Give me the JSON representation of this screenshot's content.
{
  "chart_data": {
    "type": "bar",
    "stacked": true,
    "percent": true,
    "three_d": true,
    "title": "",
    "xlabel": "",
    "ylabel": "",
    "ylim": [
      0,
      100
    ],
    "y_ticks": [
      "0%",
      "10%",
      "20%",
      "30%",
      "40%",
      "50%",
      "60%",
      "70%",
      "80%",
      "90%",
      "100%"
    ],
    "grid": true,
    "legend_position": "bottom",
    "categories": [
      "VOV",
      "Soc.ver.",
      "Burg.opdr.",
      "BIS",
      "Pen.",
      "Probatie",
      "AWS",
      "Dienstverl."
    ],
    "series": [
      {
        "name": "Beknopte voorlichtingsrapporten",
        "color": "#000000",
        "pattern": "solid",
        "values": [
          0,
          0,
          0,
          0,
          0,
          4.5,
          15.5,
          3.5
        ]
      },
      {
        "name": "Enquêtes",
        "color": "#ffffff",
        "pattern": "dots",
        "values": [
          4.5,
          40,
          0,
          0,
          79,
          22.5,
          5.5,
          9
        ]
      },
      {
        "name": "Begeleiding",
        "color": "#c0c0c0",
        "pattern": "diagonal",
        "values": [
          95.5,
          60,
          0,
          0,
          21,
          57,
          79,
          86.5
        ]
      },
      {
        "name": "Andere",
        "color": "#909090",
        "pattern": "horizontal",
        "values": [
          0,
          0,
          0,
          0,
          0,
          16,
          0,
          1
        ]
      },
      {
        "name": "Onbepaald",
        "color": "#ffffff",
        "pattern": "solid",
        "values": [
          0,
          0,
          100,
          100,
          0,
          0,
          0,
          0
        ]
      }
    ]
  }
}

■ ■ ■ ■

▶ **WHAT NEEDS TO BE DONE**: Using the material above, copy every line in which the string "pattern" occurs.

▶ **WRITTEN RESPONSE**:
        "pattern": "solid",
        "pattern": "dots",
        "pattern": "diagonal",
        "pattern": "horizontal",
        "pattern": "solid",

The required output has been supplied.